» **Listed records**:

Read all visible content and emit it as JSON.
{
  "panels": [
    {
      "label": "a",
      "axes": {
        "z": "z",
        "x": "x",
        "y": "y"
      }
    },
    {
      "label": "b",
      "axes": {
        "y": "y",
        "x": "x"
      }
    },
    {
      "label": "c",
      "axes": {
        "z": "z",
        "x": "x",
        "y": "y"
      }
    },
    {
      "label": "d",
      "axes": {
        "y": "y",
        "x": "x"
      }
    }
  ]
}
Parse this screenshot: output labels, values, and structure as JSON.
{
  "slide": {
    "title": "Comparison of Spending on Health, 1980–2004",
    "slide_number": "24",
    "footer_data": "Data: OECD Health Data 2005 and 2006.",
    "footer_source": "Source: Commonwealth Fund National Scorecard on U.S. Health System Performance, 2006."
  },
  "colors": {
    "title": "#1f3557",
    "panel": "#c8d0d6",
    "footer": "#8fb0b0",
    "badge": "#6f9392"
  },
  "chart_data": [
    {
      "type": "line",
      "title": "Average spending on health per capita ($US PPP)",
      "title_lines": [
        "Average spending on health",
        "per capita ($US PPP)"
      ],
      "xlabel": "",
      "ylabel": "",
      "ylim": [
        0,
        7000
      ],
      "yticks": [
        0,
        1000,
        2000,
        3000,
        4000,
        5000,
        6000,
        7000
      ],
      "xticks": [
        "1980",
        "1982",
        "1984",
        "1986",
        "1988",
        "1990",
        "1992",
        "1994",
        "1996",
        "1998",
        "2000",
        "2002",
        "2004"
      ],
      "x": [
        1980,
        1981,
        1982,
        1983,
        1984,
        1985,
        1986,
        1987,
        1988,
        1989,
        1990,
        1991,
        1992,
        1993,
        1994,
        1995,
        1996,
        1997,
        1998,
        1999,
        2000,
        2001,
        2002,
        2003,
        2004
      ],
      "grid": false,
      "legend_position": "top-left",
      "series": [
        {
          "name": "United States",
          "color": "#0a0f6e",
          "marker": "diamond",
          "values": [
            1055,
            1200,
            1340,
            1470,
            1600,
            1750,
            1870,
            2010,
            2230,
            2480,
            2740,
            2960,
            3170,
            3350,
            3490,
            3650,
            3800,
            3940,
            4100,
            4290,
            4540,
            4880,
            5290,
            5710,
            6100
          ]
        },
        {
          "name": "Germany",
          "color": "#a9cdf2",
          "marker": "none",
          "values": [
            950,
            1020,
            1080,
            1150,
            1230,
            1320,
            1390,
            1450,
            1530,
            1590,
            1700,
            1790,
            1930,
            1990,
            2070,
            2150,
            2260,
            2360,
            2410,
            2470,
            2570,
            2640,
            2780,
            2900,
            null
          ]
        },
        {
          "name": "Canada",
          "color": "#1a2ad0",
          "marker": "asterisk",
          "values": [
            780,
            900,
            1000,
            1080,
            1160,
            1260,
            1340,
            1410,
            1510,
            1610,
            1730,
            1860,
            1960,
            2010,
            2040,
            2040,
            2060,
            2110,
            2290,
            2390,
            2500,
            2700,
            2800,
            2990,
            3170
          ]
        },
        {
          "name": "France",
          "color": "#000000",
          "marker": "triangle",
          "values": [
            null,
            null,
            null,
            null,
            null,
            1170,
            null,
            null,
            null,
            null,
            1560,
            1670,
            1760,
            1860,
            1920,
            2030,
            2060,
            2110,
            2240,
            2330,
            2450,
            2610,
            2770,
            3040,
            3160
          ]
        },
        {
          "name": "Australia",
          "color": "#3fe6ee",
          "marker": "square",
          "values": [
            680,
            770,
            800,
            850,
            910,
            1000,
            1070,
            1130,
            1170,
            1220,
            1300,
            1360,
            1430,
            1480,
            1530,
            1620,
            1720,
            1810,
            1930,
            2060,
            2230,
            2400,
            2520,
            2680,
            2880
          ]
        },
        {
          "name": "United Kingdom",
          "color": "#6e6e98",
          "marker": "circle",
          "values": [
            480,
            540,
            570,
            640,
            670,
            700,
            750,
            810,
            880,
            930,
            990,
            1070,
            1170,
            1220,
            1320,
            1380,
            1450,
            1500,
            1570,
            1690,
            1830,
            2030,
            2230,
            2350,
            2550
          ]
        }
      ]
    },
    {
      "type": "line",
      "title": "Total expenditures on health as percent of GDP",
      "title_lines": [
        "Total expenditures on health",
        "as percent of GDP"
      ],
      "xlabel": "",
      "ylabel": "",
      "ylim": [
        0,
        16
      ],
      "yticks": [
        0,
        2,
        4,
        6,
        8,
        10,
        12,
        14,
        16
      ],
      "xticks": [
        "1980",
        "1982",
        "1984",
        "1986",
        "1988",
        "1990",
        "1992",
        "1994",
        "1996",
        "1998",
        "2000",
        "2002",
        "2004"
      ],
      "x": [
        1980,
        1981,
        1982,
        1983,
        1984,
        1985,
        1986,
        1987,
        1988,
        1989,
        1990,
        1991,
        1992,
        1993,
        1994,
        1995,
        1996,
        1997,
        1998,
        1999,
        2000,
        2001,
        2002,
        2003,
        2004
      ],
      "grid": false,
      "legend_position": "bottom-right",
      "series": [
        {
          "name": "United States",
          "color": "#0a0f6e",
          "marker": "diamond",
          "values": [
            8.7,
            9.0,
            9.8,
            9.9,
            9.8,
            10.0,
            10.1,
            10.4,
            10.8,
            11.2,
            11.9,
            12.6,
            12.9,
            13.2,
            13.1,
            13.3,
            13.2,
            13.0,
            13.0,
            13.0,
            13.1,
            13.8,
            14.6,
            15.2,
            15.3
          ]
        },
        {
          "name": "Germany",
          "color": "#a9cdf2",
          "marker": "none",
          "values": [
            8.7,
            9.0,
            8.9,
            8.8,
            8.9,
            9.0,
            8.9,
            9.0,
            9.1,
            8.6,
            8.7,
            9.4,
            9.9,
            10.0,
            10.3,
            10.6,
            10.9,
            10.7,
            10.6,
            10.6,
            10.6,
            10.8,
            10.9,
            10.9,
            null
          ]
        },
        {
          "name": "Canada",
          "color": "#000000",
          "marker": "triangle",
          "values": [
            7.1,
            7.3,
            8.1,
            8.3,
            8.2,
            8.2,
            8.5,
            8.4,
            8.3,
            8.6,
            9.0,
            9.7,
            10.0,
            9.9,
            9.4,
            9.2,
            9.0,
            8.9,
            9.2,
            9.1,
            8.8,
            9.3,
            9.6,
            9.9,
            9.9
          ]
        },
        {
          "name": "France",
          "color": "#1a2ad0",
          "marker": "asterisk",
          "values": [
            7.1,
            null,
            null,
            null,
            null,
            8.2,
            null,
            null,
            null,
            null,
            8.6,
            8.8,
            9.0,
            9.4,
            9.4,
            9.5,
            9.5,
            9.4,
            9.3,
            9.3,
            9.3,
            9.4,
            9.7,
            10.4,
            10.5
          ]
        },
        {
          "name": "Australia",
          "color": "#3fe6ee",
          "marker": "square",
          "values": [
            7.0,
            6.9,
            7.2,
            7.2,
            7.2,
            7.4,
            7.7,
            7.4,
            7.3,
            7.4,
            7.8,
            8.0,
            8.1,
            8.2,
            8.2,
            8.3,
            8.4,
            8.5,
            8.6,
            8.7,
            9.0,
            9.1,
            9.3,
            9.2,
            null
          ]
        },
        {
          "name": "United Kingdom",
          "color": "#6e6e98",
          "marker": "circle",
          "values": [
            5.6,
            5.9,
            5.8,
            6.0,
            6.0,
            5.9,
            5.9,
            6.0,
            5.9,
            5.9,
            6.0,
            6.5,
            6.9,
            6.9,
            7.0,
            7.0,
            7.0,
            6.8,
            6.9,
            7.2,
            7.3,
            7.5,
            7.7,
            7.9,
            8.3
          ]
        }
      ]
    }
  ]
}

» **Requirements**: Extract the data exactly as given.

» **Task solution**:
Read all visible content and emit it as JSON.
{
  "panels": [
    {
      "label": "a",
      "axes": {
        "z": "z",
        "x": "x",
        "y": "y"
      }
    },
    {
      "label": "b",
      "axes": {
        "y": "y",
        "x": "x"
      }
    },
    {
      "label": "c",
      "axes": {
        "z": "z",
        "x": "x",
        "y": "y"
      }
    },
    {
      "label": "d",
      "axes": {
        "y": "y",
        "x": "x"
      }
    }
  ]
}
Parse this screenshot: output labels, values, and structure as JSON.
{
  "slide": {
    "title": "Comparison of Spending on Health, 1980–2004",
    "slide_number": "24",
    "footer_data": "Data: OECD Health Data 2005 and 2006.",
    "footer_source": "Source: Commonwealth Fund National Scorecard on U.S. Health System Performance, 2006."
  },
  "colors": {
    "title": "#1f3557",
    "panel": "#c8d0d6",
    "footer": "#8fb0b0",
    "badge": "#6f9392"
  },
  "chart_data": [
    {
      "type": "line",
      "title": "Average spending on health per capita ($US PPP)",
      "title_lines": [
        "Average spending on health",
        "per capita ($US PPP)"
      ],
      "xlabel": "",
      "ylabel": "",
      "ylim": [
        0,
        7000
      ],
      "yticks": [
        0,
        1000,
        2000,
        3000,
        4000,
        5000,
        6000,
        7000
      ],
      "xticks": [
        "1980",
        "1982",
        "1984",
        "1986",
        "1988",
        "1990",
        "1992",
        "1994",
        "1996",
        "1998",
        "2000",
        "2002",
        "2004"
      ],
      "x": [
        1980,
        1981,
        1982,
        1983,
        1984,
        1985,
        1986,
        1987,
        1988,
        1989,
        1990,
        1991,
        1992,
        1993,
        1994,
        1995,
        1996,
        1997,
        1998,
        1999,
        2000,
        2001,
        2002,
        2003,
        2004
      ],
      "grid": false,
      "legend_position": "top-left",
      "series": [
        {
          "name": "United States",
          "color": "#0a0f6e",
          "marker": "diamond",
          "values": [
            1055,
            1200,
            1340,
            1470,
            1600,
            1750,
            1870,
            2010,
            2230,
            2480,
            2740,
            2960,
            3170,
            3350,
            3490,
            3650,
            3800,
            3940,
            4100,
            4290,
            4540,
            4880,
            5290,
            5710,
            6100
          ]
        },
        {
          "name": "Germany",
          "color": "#a9cdf2",
          "marker": "none",
          "values": [
            950,
            1020,
            1080,
            1150,
            1230,
            1320,
            1390,
            1450,
            1530,
            1590,
            1700,
            1790,
            1930,
            1990,
            2070,
            2150,
            2260,
            2360,
            2410,
            2470,
            2570,
            2640,
            2780,
            2900,
            null
          ]
        },
        {
          "name": "Canada",
          "color": "#1a2ad0",
          "marker": "asterisk",
          "values": [
            780,
            900,
            1000,
            1080,
            1160,
            1260,
            1340,
            1410,
            1510,
            1610,
            1730,
            1860,
            1960,
            2010,
            2040,
            2040,
            2060,
            2110,
            2290,
            2390,
            2500,
            2700,
            2800,
            2990,
            3170
          ]
        },
        {
          "name": "France",
          "color": "#000000",
          "marker": "triangle",
          "values": [
            null,
            null,
            null,
            null,
            null,
            1170,
            null,
            null,
            null,
            null,
            1560,
            1670,
            1760,
            1860,
            1920,
            2030,
            2060,
            2110,
            2240,
            2330,
            2450,
            2610,
            2770,
            3040,
            3160
          ]
        },
        {
          "name": "Australia",
          "color": "#3fe6ee",
          "marker": "square",
          "values": [
            680,
            770,
            800,
            850,
            910,
            1000,
            1070,
            1130,
            1170,
            1220,
            1300,
            1360,
            1430,
            1480,
            1530,
            1620,
            1720,
            1810,
            1930,
            2060,
            2230,
            2400,
            2520,
            2680,
            2880
          ]
        },
        {
          "name": "United Kingdom",
          "color": "#6e6e98",
          "marker": "circle",
          "values": [
            480,
            540,
            570,
            640,
            670,
            700,
            750,
            810,
            880,
            930,
            990,
            1070,
            1170,
            1220,
            1320,
            1380,
            1450,
            1500,
            1570,
            1690,
            1830,
            2030,
            2230,
            2350,
            2550
          ]
        }
      ]
    },
    {
      "type": "line",
      "title": "Total expenditures on health as percent of GDP",
      "title_lines": [
        "Total expenditures on health",
        "as percent of GDP"
      ],
      "xlabel": "",
      "ylabel": "",
      "ylim": [
        0,
        16
      ],
      "yticks": [
        0,
        2,
        4,
        6,
        8,
        10,
        12,
        14,
        16
      ],
      "xticks": [
        "1980",
        "1982",
        "1984",
        "1986",
        "1988",
        "1990",
        "1992",
        "1994",
        "1996",
        "1998",
        "2000",
        "2002",
        "2004"
      ],
      "x": [
        1980,
        1981,
        1982,
        1983,
        1984,
        1985,
        1986,
        1987,
        1988,
        1989,
        1990,
        1991,
        1992,
        1993,
        1994,
        1995,
        1996,
        1997,
        1998,
        1999,
        2000,
        2001,
        2002,
        2003,
        2004
      ],
      "grid": false,
      "legend_position": "bottom-right",
      "series": [
        {
          "name": "United States",
          "color": "#0a0f6e",
          "marker": "diamond",
          "values": [
            8.7,
            9.0,
            9.8,
            9.9,
            9.8,
            10.0,
            10.1,
            10.4,
            10.8,
            11.2,
            11.9,
            12.6,
            12.9,
            13.2,
            13.1,
            13.3,
            13.2,
            13.0,
            13.0,
            13.0,
            13.1,
            13.8,
            14.6,
            15.2,
            15.3
          ]
        },
        {
          "name": "Germany",
          "color": "#a9cdf2",
          "marker": "none",
          "values": [
            8.7,
            9.0,
            8.9,
            8.8,
            8.9,
            9.0,
            8.9,
            9.0,
            9.1,
            8.6,
            8.7,
            9.4,
            9.9,
            10.0,
            10.3,
            10.6,
            10.9,
            10.7,
            10.6,
            10.6,
            10.6,
            10.8,
            10.9,
            10.9,
            null
          ]
        },
        {
          "name": "Canada",
          "color": "#000000",
          "marker": "triangle",
          "values": [
            7.1,
            7.3,
            8.1,
            8.3,
            8.2,
            8.2,
            8.5,
            8.4,
            8.3,
            8.6,
            9.0,
            9.7,
            10.0,
            9.9,
            9.4,
            9.2,
            9.0,
            8.9,
            9.2,
            9.1,
            8.8,
            9.3,
            9.6,
            9.9,
            9.9
          ]
        },
        {
          "name": "France",
          "color": "#1a2ad0",
          "marker": "asterisk",
          "values": [
            7.1,
            null,
            null,
            null,
            null,
            8.2,
            null,
            null,
            null,
            null,
            8.6,
            8.8,
            9.0,
            9.4,
            9.4,
            9.5,
            9.5,
            9.4,
            9.3,
            9.3,
            9.3,
            9.4,
            9.7,
            10.4,
            10.5
          ]
        },
        {
          "name": "Australia",
          "color": "#3fe6ee",
          "marker": "square",
          "values": [
            7.0,
            6.9,
            7.2,
            7.2,
            7.2,
            7.4,
            7.7,
            7.4,
            7.3,
            7.4,
            7.8,
            8.0,
            8.1,
            8.2,
            8.2,
            8.3,
            8.4,
            8.5,
            8.6,
            8.7,
            9.0,
            9.1,
            9.3,
            9.2,
            null
          ]
        },
        {
          "name": "United Kingdom",
          "color": "#6e6e98",
          "marker": "circle",
          "values": [
            5.6,
            5.9,
            5.8,
            6.0,
            6.0,
            5.9,
            5.9,
            6.0,
            5.9,
            5.9,
            6.0,
            6.5,
            6.9,
            6.9,
            7.0,
            7.0,
            7.0,
            6.8,
            6.9,
            7.2,
            7.3,
            7.5,
            7.7,
            7.9,
            8.3
          ]
        }
      ]
    }
  ]
}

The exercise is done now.